### Data:

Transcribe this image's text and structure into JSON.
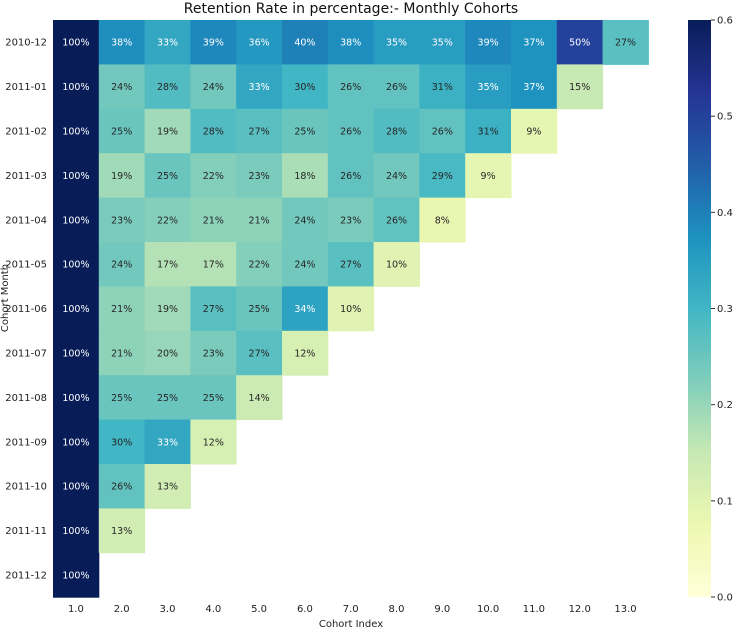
{
  "chart_data": {
    "type": "heatmap",
    "title": "Retention Rate in percentage:- Monthly Cohorts",
    "xlabel": "Cohort Index",
    "ylabel": "Cohort Month",
    "x_ticks": [
      "1.0",
      "2.0",
      "3.0",
      "4.0",
      "5.0",
      "6.0",
      "7.0",
      "8.0",
      "9.0",
      "10.0",
      "11.0",
      "12.0",
      "13.0"
    ],
    "y_ticks": [
      "2010-12",
      "2011-01",
      "2011-02",
      "2011-03",
      "2011-04",
      "2011-05",
      "2011-06",
      "2011-07",
      "2011-08",
      "2011-09",
      "2011-10",
      "2011-11",
      "2011-12"
    ],
    "colormap": "YlGnBu",
    "vmin": 0.0,
    "vmax": 0.6,
    "colorbar_ticks": [
      "0.0",
      "0.1",
      "0.2",
      "0.3",
      "0.4",
      "0.5",
      "0.6"
    ],
    "values": [
      [
        1.0,
        0.38,
        0.33,
        0.39,
        0.36,
        0.4,
        0.38,
        0.35,
        0.35,
        0.39,
        0.37,
        0.5,
        0.27
      ],
      [
        1.0,
        0.24,
        0.28,
        0.24,
        0.33,
        0.3,
        0.26,
        0.26,
        0.31,
        0.35,
        0.37,
        0.15,
        null
      ],
      [
        1.0,
        0.25,
        0.19,
        0.28,
        0.27,
        0.25,
        0.26,
        0.28,
        0.26,
        0.31,
        0.09,
        null,
        null
      ],
      [
        1.0,
        0.19,
        0.25,
        0.22,
        0.23,
        0.18,
        0.26,
        0.24,
        0.29,
        0.09,
        null,
        null,
        null
      ],
      [
        1.0,
        0.23,
        0.22,
        0.21,
        0.21,
        0.24,
        0.23,
        0.26,
        0.08,
        null,
        null,
        null,
        null
      ],
      [
        1.0,
        0.24,
        0.17,
        0.17,
        0.22,
        0.24,
        0.27,
        0.1,
        null,
        null,
        null,
        null,
        null
      ],
      [
        1.0,
        0.21,
        0.19,
        0.27,
        0.25,
        0.34,
        0.1,
        null,
        null,
        null,
        null,
        null,
        null
      ],
      [
        1.0,
        0.21,
        0.2,
        0.23,
        0.27,
        0.12,
        null,
        null,
        null,
        null,
        null,
        null,
        null
      ],
      [
        1.0,
        0.25,
        0.25,
        0.25,
        0.14,
        null,
        null,
        null,
        null,
        null,
        null,
        null,
        null
      ],
      [
        1.0,
        0.3,
        0.33,
        0.12,
        null,
        null,
        null,
        null,
        null,
        null,
        null,
        null,
        null
      ],
      [
        1.0,
        0.26,
        0.13,
        null,
        null,
        null,
        null,
        null,
        null,
        null,
        null,
        null,
        null
      ],
      [
        1.0,
        0.13,
        null,
        null,
        null,
        null,
        null,
        null,
        null,
        null,
        null,
        null,
        null
      ],
      [
        1.0,
        null,
        null,
        null,
        null,
        null,
        null,
        null,
        null,
        null,
        null,
        null,
        null
      ]
    ],
    "labels": [
      [
        "100%",
        "38%",
        "33%",
        "39%",
        "36%",
        "40%",
        "38%",
        "35%",
        "35%",
        "39%",
        "37%",
        "50%",
        "27%"
      ],
      [
        "100%",
        "24%",
        "28%",
        "24%",
        "33%",
        "30%",
        "26%",
        "26%",
        "31%",
        "35%",
        "37%",
        "15%",
        null
      ],
      [
        "100%",
        "25%",
        "19%",
        "28%",
        "27%",
        "25%",
        "26%",
        "28%",
        "26%",
        "31%",
        "9%",
        null,
        null
      ],
      [
        "100%",
        "19%",
        "25%",
        "22%",
        "23%",
        "18%",
        "26%",
        "24%",
        "29%",
        "9%",
        null,
        null,
        null
      ],
      [
        "100%",
        "23%",
        "22%",
        "21%",
        "21%",
        "24%",
        "23%",
        "26%",
        "8%",
        null,
        null,
        null,
        null
      ],
      [
        "100%",
        "24%",
        "17%",
        "17%",
        "22%",
        "24%",
        "27%",
        "10%",
        null,
        null,
        null,
        null,
        null
      ],
      [
        "100%",
        "21%",
        "19%",
        "27%",
        "25%",
        "34%",
        "10%",
        null,
        null,
        null,
        null,
        null,
        null
      ],
      [
        "100%",
        "21%",
        "20%",
        "23%",
        "27%",
        "12%",
        null,
        null,
        null,
        null,
        null,
        null,
        null
      ],
      [
        "100%",
        "25%",
        "25%",
        "25%",
        "14%",
        null,
        null,
        null,
        null,
        null,
        null,
        null,
        null
      ],
      [
        "100%",
        "30%",
        "33%",
        "12%",
        null,
        null,
        null,
        null,
        null,
        null,
        null,
        null,
        null
      ],
      [
        "100%",
        "26%",
        "13%",
        null,
        null,
        null,
        null,
        null,
        null,
        null,
        null,
        null,
        null
      ],
      [
        "100%",
        "13%",
        null,
        null,
        null,
        null,
        null,
        null,
        null,
        null,
        null,
        null,
        null
      ],
      [
        "100%",
        null,
        null,
        null,
        null,
        null,
        null,
        null,
        null,
        null,
        null,
        null,
        null
      ]
    ]
  }
}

### Set task:
Without including the pictures, return each record above exactly as it stands.

### Solution:
Transcribe this image's text and structure into JSON.
{
  "chart_data": {
    "type": "heatmap",
    "title": "Retention Rate in percentage:- Monthly Cohorts",
    "xlabel": "Cohort Index",
    "ylabel": "Cohort Month",
    "x_ticks": [
      "1.0",
      "2.0",
      "3.0",
      "4.0",
      "5.0",
      "6.0",
      "7.0",
      "8.0",
      "9.0",
      "10.0",
      "11.0",
      "12.0",
      "13.0"
    ],
    "y_ticks": [
      "2010-12",
      "2011-01",
      "2011-02",
      "2011-03",
      "2011-04",
      "2011-05",
      "2011-06",
      "2011-07",
      "2011-08",
      "2011-09",
      "2011-10",
      "2011-11",
      "2011-12"
    ],
    "colormap": "YlGnBu",
    "vmin": 0.0,
    "vmax": 0.6,
    "colorbar_ticks": [
      "0.0",
      "0.1",
      "0.2",
      "0.3",
      "0.4",
      "0.5",
      "0.6"
    ],
    "values": [
      [
        1.0,
        0.38,
        0.33,
        0.39,
        0.36,
        0.4,
        0.38,
        0.35,
        0.35,
        0.39,
        0.37,
        0.5,
        0.27
      ],
      [
        1.0,
        0.24,
        0.28,
        0.24,
        0.33,
        0.3,
        0.26,
        0.26,
        0.31,
        0.35,
        0.37,
        0.15,
        null
      ],
      [
        1.0,
        0.25,
        0.19,
        0.28,
        0.27,
        0.25,
        0.26,
        0.28,
        0.26,
        0.31,
        0.09,
        null,
        null
      ],
      [
        1.0,
        0.19,
        0.25,
        0.22,
        0.23,
        0.18,
        0.26,
        0.24,
        0.29,
        0.09,
        null,
        null,
        null
      ],
      [
        1.0,
        0.23,
        0.22,
        0.21,
        0.21,
        0.24,
        0.23,
        0.26,
        0.08,
        null,
        null,
        null,
        null
      ],
      [
        1.0,
        0.24,
        0.17,
        0.17,
        0.22,
        0.24,
        0.27,
        0.1,
        null,
        null,
        null,
        null,
        null
      ],
      [
        1.0,
        0.21,
        0.19,
        0.27,
        0.25,
        0.34,
        0.1,
        null,
        null,
        null,
        null,
        null,
        null
      ],
      [
        1.0,
        0.21,
        0.2,
        0.23,
        0.27,
        0.12,
        null,
        null,
        null,
        null,
        null,
        null,
        null
      ],
      [
        1.0,
        0.25,
        0.25,
        0.25,
        0.14,
        null,
        null,
        null,
        null,
        null,
        null,
        null,
        null
      ],
      [
        1.0,
        0.3,
        0.33,
        0.12,
        null,
        null,
        null,
        null,
        null,
        null,
        null,
        null,
        null
      ],
      [
        1.0,
        0.26,
        0.13,
        null,
        null,
        null,
        null,
        null,
        null,
        null,
        null,
        null,
        null
      ],
      [
        1.0,
        0.13,
        null,
        null,
        null,
        null,
        null,
        null,
        null,
        null,
        null,
        null,
        null
      ],
      [
        1.0,
        null,
        null,
        null,
        null,
        null,
        null,
        null,
        null,
        null,
        null,
        null,
        null
      ]
    ],
    "labels": [
      [
        "100%",
        "38%",
        "33%",
        "39%",
        "36%",
        "40%",
        "38%",
        "35%",
        "35%",
        "39%",
        "37%",
        "50%",
        "27%"
      ],
      [
        "100%",
        "24%",
        "28%",
        "24%",
        "33%",
        "30%",
        "26%",
        "26%",
        "31%",
        "35%",
        "37%",
        "15%",
        null
      ],
      [
        "100%",
        "25%",
        "19%",
        "28%",
        "27%",
        "25%",
        "26%",
        "28%",
        "26%",
        "31%",
        "9%",
        null,
        null
      ],
      [
        "100%",
        "19%",
        "25%",
        "22%",
        "23%",
        "18%",
        "26%",
        "24%",
        "29%",
        "9%",
        null,
        null,
        null
      ],
      [
        "100%",
        "23%",
        "22%",
        "21%",
        "21%",
        "24%",
        "23%",
        "26%",
        "8%",
        null,
        null,
        null,
        null
      ],
      [
        "100%",
        "24%",
        "17%",
        "17%",
        "22%",
        "24%",
        "27%",
        "10%",
        null,
        null,
        null,
        null,
        null
      ],
      [
        "100%",
        "21%",
        "19%",
        "27%",
        "25%",
        "34%",
        "10%",
        null,
        null,
        null,
        null,
        null,
        null
      ],
      [
        "100%",
        "21%",
        "20%",
        "23%",
        "27%",
        "12%",
        null,
        null,
        null,
        null,
        null,
        null,
        null
      ],
      [
        "100%",
        "25%",
        "25%",
        "25%",
        "14%",
        null,
        null,
        null,
        null,
        null,
        null,
        null,
        null
      ],
      [
        "100%",
        "30%",
        "33%",
        "12%",
        null,
        null,
        null,
        null,
        null,
        null,
        null,
        null,
        null
      ],
      [
        "100%",
        "26%",
        "13%",
        null,
        null,
        null,
        null,
        null,
        null,
        null,
        null,
        null,
        null
      ],
      [
        "100%",
        "13%",
        null,
        null,
        null,
        null,
        null,
        null,
        null,
        null,
        null,
        null,
        null
      ],
      [
        "100%",
        null,
        null,
        null,
        null,
        null,
        null,
        null,
        null,
        null,
        null,
        null,
        null
      ]
    ]
  }
}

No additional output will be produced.